** start INFORMATION PROVIDED **
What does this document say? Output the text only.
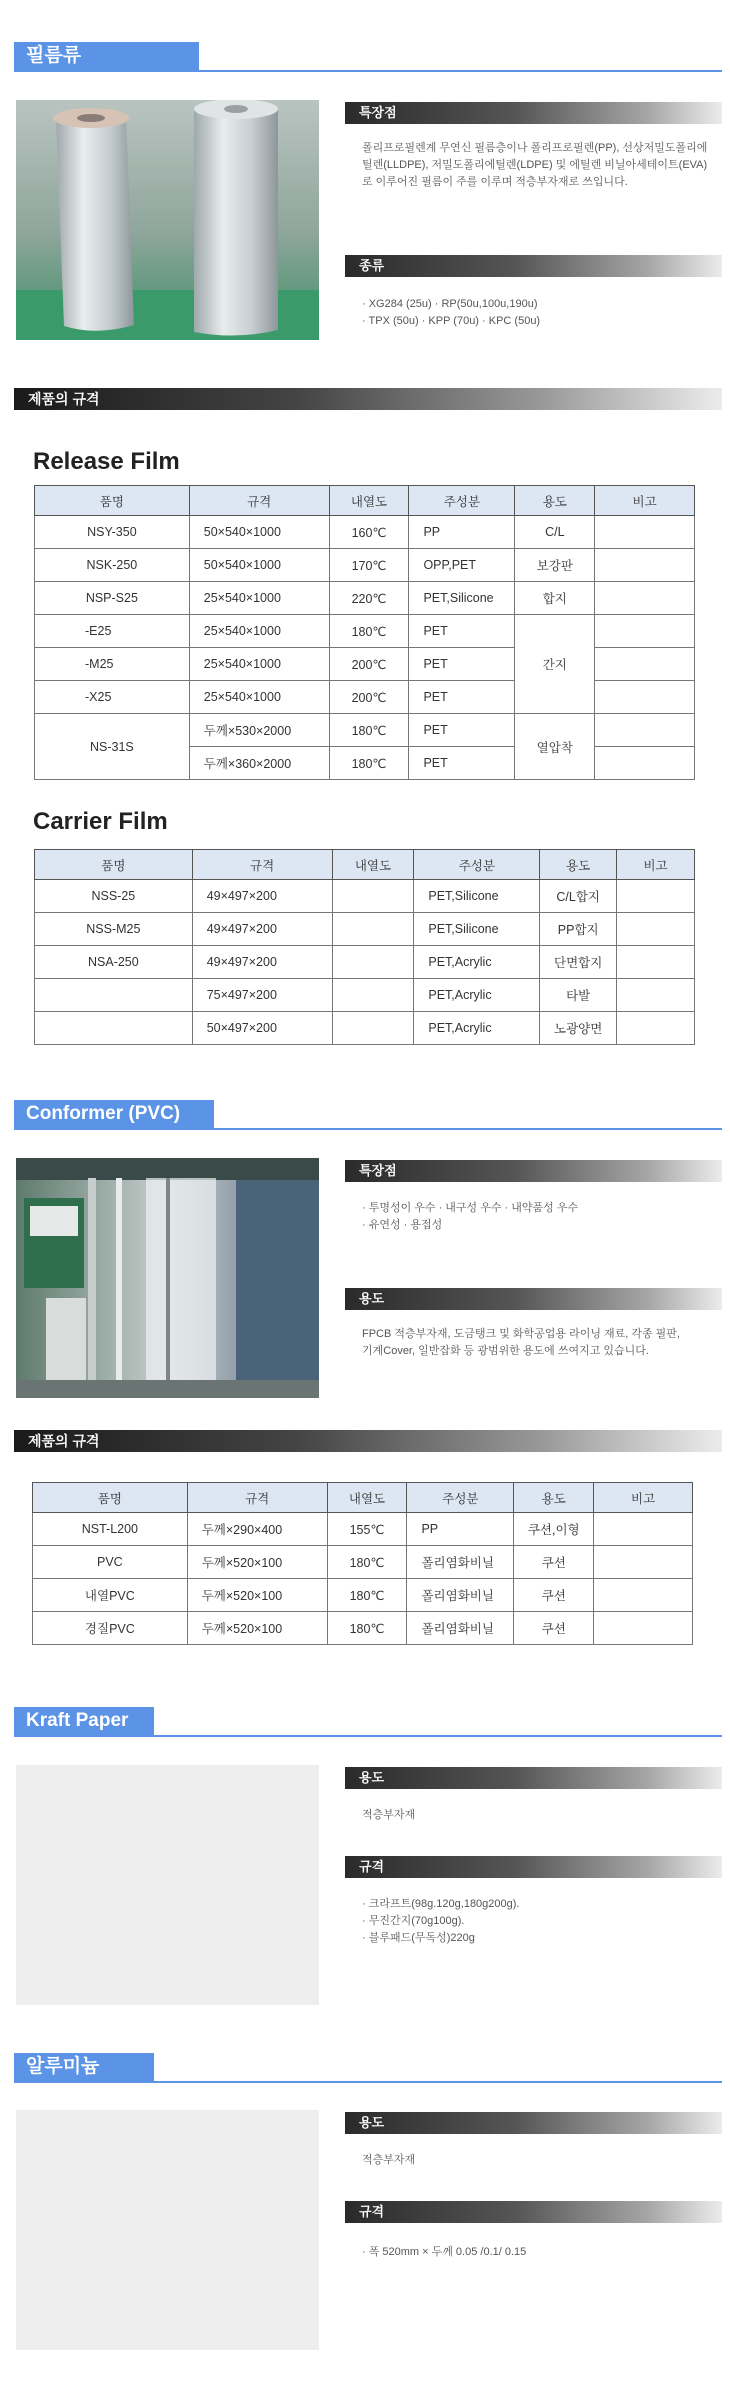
필름류
특장점
폴리프로필렌계 무연신 필름층이나 폴리프로필렌(PP), 선상저밀도폴리에틸렌(LLDPE), 저밀도폴리에틸렌(LDPE) 및 에틸렌 비닐아세테이트(EVA)로 이루어진 필름이 주를 이루며 적층부자재로 쓰입니다.
종류
· XG284 (25u) · RP(50u,100u,190u)
· TPX (50u) · KPP (70u) · KPC (50u)
제품의 규격
Release Film
품명	규격	내열도	주성분	용도	비고
NSY-350	50×540×1000	160℃	PP	C/L	
NSK-250	50×540×1000	170℃	OPP,PET	보강판	
NSP-S25	25×540×1000	220℃	PET,Silicone	합지	
-E25	25×540×1000	180℃	PET	간지	
-M25	25×540×1000	200℃	PET		
-X25	25×540×1000	200℃	PET		
NS-31S	두께×530×2000	180℃	PET	열압착	
	두께×360×2000	180℃	PET		
Carrier Film
품명	규격	내열도	주성분	용도	비고
NSS-25	49×497×200		PET,Silicone	C/L합지	
NSS-M25	49×497×200		PET,Silicone	PP합지	
NSA-250	49×497×200		PET,Acrylic	단면합지	
	75×497×200		PET,Acrylic	타발	
	50×497×200		PET,Acrylic	노광양면	
Conformer (PVC)
특장점
· 투명성이 우수 · 내구성 우수 · 내약품성 우수
· 유연성 · 용접성
용도
FPCB 적층부자재, 도금탱크 및 화학공업용 라이닝 재료, 각종 필판, 기계Cover, 일반잡화 등 광범위한 용도에 쓰여지고 있습니다.
제품의 규격
품명	규격	내열도	주성분	용도	비고
NST-L200	두께×290×400	155℃	PP	쿠션,이형	
PVC	두께×520×100	180℃	폴리염화비닐	쿠션	
내열PVC	두께×520×100	180℃	폴리염화비닐	쿠션	
경질PVC	두께×520×100	180℃	폴리염화비닐	쿠션	
Kraft Paper
용도
적층부자재
규격
· 크라프트(98g.120g,180g200g).
· 무진간지(70g100g).
· 블루패드(무독성)220g
알루미늄
용도
적층부자재
규격
· 폭 520mm × 두께 0.05 /0.1/ 0.15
** end INFORMATION PROVIDED **
Print the complete listing exactly as it stands, without its pictures.

PROBLEM SOLUTION:
What does this document say? Output the text only.
필름류
특장점
폴리프로필렌계 무연신 필름층이나 폴리프로필렌(PP), 선상저밀도폴리에틸렌(LLDPE), 저밀도폴리에틸렌(LDPE) 및 에틸렌 비닐아세테이트(EVA)로 이루어진 필름이 주를 이루며 적층부자재로 쓰입니다.
종류
· XG284 (25u) · RP(50u,100u,190u)
· TPX (50u) · KPP (70u) · KPC (50u)
제품의 규격
Release Film
품명	규격	내열도	주성분	용도	비고
NSY-350	50×540×1000	160℃	PP	C/L	
NSK-250	50×540×1000	170℃	OPP,PET	보강판	
NSP-S25	25×540×1000	220℃	PET,Silicone	합지	
-E25	25×540×1000	180℃	PET	간지	
-M25	25×540×1000	200℃	PET		
-X25	25×540×1000	200℃	PET		
NS-31S	두께×530×2000	180℃	PET	열압착	
	두께×360×2000	180℃	PET		
Carrier Film
품명	규격	내열도	주성분	용도	비고
NSS-25	49×497×200		PET,Silicone	C/L합지	
NSS-M25	49×497×200		PET,Silicone	PP합지	
NSA-250	49×497×200		PET,Acrylic	단면합지	
	75×497×200		PET,Acrylic	타발	
	50×497×200		PET,Acrylic	노광양면	
Conformer (PVC)
특장점
· 투명성이 우수 · 내구성 우수 · 내약품성 우수
· 유연성 · 용접성
용도
FPCB 적층부자재, 도금탱크 및 화학공업용 라이닝 재료, 각종 필판, 기계Cover, 일반잡화 등 광범위한 용도에 쓰여지고 있습니다.
제품의 규격
품명	규격	내열도	주성분	용도	비고
NST-L200	두께×290×400	155℃	PP	쿠션,이형	
PVC	두께×520×100	180℃	폴리염화비닐	쿠션	
내열PVC	두께×520×100	180℃	폴리염화비닐	쿠션	
경질PVC	두께×520×100	180℃	폴리염화비닐	쿠션	
Kraft Paper
용도
적층부자재
규격
· 크라프트(98g.120g,180g200g).
· 무진간지(70g100g).
· 블루패드(무독성)220g
알루미늄
용도
적층부자재
규격
· 폭 520mm × 두께 0.05 /0.1/ 0.15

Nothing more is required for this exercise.